Spot each line that carries the word "posizioni"; copy those lines.
start EXTRACTED INFORMATION
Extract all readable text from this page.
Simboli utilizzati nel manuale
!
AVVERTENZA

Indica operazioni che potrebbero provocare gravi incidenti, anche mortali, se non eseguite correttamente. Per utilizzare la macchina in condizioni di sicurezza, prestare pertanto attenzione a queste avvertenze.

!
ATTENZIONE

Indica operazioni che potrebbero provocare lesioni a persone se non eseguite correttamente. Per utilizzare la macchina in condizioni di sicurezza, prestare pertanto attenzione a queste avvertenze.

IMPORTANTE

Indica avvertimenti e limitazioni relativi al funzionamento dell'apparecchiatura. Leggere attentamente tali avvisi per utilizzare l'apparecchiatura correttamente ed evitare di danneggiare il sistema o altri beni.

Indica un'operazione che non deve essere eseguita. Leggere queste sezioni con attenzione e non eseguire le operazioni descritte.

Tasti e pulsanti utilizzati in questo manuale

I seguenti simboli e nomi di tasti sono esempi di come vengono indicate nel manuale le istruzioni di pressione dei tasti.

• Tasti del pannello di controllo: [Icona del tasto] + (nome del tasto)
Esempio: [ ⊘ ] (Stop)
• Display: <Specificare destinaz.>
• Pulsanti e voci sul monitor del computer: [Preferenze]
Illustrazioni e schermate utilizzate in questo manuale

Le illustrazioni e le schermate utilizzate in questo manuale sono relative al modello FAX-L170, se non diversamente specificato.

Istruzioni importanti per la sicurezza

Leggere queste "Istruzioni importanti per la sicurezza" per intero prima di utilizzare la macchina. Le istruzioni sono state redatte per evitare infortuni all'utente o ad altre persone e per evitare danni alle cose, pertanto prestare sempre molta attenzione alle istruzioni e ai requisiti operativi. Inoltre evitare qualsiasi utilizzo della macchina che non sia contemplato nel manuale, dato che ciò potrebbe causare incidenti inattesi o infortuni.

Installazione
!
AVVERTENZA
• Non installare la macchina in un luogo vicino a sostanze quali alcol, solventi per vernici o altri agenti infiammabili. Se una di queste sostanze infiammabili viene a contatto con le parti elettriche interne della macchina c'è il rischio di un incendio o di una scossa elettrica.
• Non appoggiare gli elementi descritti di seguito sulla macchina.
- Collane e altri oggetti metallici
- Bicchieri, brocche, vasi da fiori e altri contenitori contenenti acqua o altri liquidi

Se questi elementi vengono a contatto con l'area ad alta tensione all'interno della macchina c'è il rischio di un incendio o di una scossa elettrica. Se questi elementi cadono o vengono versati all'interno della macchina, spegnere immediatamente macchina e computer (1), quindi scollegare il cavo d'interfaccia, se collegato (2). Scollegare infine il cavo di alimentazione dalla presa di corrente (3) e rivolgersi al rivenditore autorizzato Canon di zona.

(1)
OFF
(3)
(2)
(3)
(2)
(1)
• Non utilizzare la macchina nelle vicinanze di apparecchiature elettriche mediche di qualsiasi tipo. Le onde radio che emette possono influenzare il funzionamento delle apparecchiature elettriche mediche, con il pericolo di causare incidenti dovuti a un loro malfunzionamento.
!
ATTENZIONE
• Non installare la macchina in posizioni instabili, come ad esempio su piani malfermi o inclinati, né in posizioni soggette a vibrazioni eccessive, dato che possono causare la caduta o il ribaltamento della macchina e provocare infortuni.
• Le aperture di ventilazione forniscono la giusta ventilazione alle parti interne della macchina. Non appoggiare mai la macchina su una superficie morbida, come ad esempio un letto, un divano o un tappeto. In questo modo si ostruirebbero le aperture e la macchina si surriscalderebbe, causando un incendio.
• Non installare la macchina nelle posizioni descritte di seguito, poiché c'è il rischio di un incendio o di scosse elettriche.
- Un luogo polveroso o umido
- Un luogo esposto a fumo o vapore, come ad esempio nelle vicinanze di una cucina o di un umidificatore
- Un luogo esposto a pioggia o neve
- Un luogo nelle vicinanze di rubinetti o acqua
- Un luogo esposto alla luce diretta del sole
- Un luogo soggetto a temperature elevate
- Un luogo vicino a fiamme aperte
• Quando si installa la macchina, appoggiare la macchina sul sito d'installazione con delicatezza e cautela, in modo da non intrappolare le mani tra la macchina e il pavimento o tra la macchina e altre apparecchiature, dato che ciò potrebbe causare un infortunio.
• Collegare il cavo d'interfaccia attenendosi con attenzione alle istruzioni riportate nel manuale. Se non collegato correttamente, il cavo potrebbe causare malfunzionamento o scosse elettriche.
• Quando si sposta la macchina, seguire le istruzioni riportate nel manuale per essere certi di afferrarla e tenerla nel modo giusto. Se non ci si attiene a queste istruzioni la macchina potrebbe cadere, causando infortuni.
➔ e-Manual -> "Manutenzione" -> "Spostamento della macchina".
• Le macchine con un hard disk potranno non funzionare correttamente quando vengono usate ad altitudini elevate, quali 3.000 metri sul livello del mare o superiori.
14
end EXTRACTED INFORMATION
[ANSWER TO THIS EXERCISE]
• Non installare la macchina in posizioni instabili, come ad esempio su piani malfermi o inclinati, né in posizioni soggette a vibrazioni eccessive, dato che possono causare la caduta o il ribaltamento della macchina e provocare infortuni.
• Non installare la macchina nelle posizioni descritte di seguito, poiché c'è il rischio di un incendio o di scosse elettriche.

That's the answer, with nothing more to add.